▸ **WHAT THIS TASK INVOLVES**
Repeat the material exactly, every line of it.

▸ **INPUT**

·····

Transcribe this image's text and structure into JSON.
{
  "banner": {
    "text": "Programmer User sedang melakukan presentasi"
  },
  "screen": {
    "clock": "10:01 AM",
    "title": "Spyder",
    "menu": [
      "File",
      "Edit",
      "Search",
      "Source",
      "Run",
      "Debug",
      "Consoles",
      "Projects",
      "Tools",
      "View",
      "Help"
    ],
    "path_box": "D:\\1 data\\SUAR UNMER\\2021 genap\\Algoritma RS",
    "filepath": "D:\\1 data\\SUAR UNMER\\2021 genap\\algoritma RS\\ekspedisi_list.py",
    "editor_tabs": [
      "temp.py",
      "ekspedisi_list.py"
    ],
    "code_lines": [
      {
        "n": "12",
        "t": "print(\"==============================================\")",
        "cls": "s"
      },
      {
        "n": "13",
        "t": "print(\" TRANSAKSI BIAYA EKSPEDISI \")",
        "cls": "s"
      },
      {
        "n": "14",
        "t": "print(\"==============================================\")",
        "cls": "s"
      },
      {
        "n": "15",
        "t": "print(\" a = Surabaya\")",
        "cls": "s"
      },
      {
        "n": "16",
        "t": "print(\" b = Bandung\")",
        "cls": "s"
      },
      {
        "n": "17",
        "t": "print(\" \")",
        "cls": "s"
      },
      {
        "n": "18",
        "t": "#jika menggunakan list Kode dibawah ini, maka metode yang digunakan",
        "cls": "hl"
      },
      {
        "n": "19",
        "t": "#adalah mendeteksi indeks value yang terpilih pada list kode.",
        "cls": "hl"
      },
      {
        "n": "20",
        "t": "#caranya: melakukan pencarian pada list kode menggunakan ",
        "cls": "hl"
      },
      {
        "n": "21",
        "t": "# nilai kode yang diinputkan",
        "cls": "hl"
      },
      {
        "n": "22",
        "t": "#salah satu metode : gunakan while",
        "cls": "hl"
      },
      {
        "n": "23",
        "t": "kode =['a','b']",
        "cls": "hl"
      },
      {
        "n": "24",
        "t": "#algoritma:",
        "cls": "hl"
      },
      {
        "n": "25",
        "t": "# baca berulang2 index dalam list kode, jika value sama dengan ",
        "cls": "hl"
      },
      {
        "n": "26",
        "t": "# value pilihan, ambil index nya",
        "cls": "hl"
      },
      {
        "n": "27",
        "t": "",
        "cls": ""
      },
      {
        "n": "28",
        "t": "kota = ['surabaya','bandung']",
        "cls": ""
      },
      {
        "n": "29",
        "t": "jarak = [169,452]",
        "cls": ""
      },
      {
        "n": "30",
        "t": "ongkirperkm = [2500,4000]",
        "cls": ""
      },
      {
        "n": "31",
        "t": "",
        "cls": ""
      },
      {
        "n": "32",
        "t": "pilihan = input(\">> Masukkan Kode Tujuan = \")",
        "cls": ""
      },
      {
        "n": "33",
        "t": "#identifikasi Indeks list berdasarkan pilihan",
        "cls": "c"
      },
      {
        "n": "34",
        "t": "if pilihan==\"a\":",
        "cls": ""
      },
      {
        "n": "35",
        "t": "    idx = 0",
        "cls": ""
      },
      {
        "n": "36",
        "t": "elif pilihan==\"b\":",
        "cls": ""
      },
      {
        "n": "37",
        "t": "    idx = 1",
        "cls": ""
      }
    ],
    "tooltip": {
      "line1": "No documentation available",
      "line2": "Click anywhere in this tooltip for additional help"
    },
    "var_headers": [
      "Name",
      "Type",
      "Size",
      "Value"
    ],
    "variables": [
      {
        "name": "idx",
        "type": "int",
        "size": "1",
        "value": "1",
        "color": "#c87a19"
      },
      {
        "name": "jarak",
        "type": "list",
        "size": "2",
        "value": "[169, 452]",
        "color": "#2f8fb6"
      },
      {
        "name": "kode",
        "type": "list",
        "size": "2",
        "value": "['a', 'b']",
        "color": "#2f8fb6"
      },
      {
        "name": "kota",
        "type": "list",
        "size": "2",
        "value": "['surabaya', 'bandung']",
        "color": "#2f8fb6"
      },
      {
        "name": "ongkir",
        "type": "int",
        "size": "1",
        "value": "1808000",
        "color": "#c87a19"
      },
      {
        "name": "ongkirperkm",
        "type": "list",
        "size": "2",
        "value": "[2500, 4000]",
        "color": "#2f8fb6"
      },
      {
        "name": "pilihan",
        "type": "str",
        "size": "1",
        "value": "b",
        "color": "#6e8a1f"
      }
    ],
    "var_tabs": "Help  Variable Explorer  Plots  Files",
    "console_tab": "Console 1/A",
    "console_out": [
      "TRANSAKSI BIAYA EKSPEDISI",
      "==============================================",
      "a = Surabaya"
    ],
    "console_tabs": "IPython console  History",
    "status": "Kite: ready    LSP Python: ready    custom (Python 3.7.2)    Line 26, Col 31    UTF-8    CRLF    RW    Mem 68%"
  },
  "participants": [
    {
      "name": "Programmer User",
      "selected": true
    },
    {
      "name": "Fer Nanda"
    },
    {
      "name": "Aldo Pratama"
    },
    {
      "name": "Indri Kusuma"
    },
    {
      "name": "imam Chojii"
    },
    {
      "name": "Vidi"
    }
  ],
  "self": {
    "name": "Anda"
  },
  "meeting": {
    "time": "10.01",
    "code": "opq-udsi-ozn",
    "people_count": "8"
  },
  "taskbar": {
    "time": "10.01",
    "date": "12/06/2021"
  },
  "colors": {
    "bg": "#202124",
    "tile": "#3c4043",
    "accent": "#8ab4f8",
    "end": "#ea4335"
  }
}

·····

▸ **WRITTEN RESPONSE**
Transcribe this image's text and structure into JSON.
{
  "banner": {
    "text": "Programmer User sedang melakukan presentasi"
  },
  "screen": {
    "clock": "10:01 AM",
    "title": "Spyder",
    "menu": [
      "File",
      "Edit",
      "Search",
      "Source",
      "Run",
      "Debug",
      "Consoles",
      "Projects",
      "Tools",
      "View",
      "Help"
    ],
    "path_box": "D:\\1 data\\SUAR UNMER\\2021 genap\\Algoritma RS",
    "filepath": "D:\\1 data\\SUAR UNMER\\2021 genap\\algoritma RS\\ekspedisi_list.py",
    "editor_tabs": [
      "temp.py",
      "ekspedisi_list.py"
    ],
    "code_lines": [
      {
        "n": "12",
        "t": "print(\"==============================================\")",
        "cls": "s"
      },
      {
        "n": "13",
        "t": "print(\" TRANSAKSI BIAYA EKSPEDISI \")",
        "cls": "s"
      },
      {
        "n": "14",
        "t": "print(\"==============================================\")",
        "cls": "s"
      },
      {
        "n": "15",
        "t": "print(\" a = Surabaya\")",
        "cls": "s"
      },
      {
        "n": "16",
        "t": "print(\" b = Bandung\")",
        "cls": "s"
      },
      {
        "n": "17",
        "t": "print(\" \")",
        "cls": "s"
      },
      {
        "n": "18",
        "t": "#jika menggunakan list Kode dibawah ini, maka metode yang digunakan",
        "cls": "hl"
      },
      {
        "n": "19",
        "t": "#adalah mendeteksi indeks value yang terpilih pada list kode.",
        "cls": "hl"
      },
      {
        "n": "20",
        "t": "#caranya: melakukan pencarian pada list kode menggunakan ",
        "cls": "hl"
      },
      {
        "n": "21",
        "t": "# nilai kode yang diinputkan",
        "cls": "hl"
      },
      {
        "n": "22",
        "t": "#salah satu metode : gunakan while",
        "cls": "hl"
      },
      {
        "n": "23",
        "t": "kode =['a','b']",
        "cls": "hl"
      },
      {
        "n": "24",
        "t": "#algoritma:",
        "cls": "hl"
      },
      {
        "n": "25",
        "t": "# baca berulang2 index dalam list kode, jika value sama dengan ",
        "cls": "hl"
      },
      {
        "n": "26",
        "t": "# value pilihan, ambil index nya",
        "cls": "hl"
      },
      {
        "n": "27",
        "t": "",
        "cls": ""
      },
      {
        "n": "28",
        "t": "kota = ['surabaya','bandung']",
        "cls": ""
      },
      {
        "n": "29",
        "t": "jarak = [169,452]",
        "cls": ""
      },
      {
        "n": "30",
        "t": "ongkirperkm = [2500,4000]",
        "cls": ""
      },
      {
        "n": "31",
        "t": "",
        "cls": ""
      },
      {
        "n": "32",
        "t": "pilihan = input(\">> Masukkan Kode Tujuan = \")",
        "cls": ""
      },
      {
        "n": "33",
        "t": "#identifikasi Indeks list berdasarkan pilihan",
        "cls": "c"
      },
      {
        "n": "34",
        "t": "if pilihan==\"a\":",
        "cls": ""
      },
      {
        "n": "35",
        "t": "    idx = 0",
        "cls": ""
      },
      {
        "n": "36",
        "t": "elif pilihan==\"b\":",
        "cls": ""
      },
      {
        "n": "37",
        "t": "    idx = 1",
        "cls": ""
      }
    ],
    "tooltip": {
      "line1": "No documentation available",
      "line2": "Click anywhere in this tooltip for additional help"
    },
    "var_headers": [
      "Name",
      "Type",
      "Size",
      "Value"
    ],
    "variables": [
      {
        "name": "idx",
        "type": "int",
        "size": "1",
        "value": "1",
        "color": "#c87a19"
      },
      {
        "name": "jarak",
        "type": "list",
        "size": "2",
        "value": "[169, 452]",
        "color": "#2f8fb6"
      },
      {
        "name": "kode",
        "type": "list",
        "size": "2",
        "value": "['a', 'b']",
        "color": "#2f8fb6"
      },
      {
        "name": "kota",
        "type": "list",
        "size": "2",
        "value": "['surabaya', 'bandung']",
        "color": "#2f8fb6"
      },
      {
        "name": "ongkir",
        "type": "int",
        "size": "1",
        "value": "1808000",
        "color": "#c87a19"
      },
      {
        "name": "ongkirperkm",
        "type": "list",
        "size": "2",
        "value": "[2500, 4000]",
        "color": "#2f8fb6"
      },
      {
        "name": "pilihan",
        "type": "str",
        "size": "1",
        "value": "b",
        "color": "#6e8a1f"
      }
    ],
    "var_tabs": "Help  Variable Explorer  Plots  Files",
    "console_tab": "Console 1/A",
    "console_out": [
      "TRANSAKSI BIAYA EKSPEDISI",
      "==============================================",
      "a = Surabaya"
    ],
    "console_tabs": "IPython console  History",
    "status": "Kite: ready    LSP Python: ready    custom (Python 3.7.2)    Line 26, Col 31    UTF-8    CRLF    RW    Mem 68%"
  },
  "participants": [
    {
      "name": "Programmer User",
      "selected": true
    },
    {
      "name": "Fer Nanda"
    },
    {
      "name": "Aldo Pratama"
    },
    {
      "name": "Indri Kusuma"
    },
    {
      "name": "imam Chojii"
    },
    {
      "name": "Vidi"
    }
  ],
  "self": {
    "name": "Anda"
  },
  "meeting": {
    "time": "10.01",
    "code": "opq-udsi-ozn",
    "people_count": "8"
  },
  "taskbar": {
    "time": "10.01",
    "date": "12/06/2021"
  },
  "colors": {
    "bg": "#202124",
    "tile": "#3c4043",
    "accent": "#8ab4f8",
    "end": "#ea4335"
  }
}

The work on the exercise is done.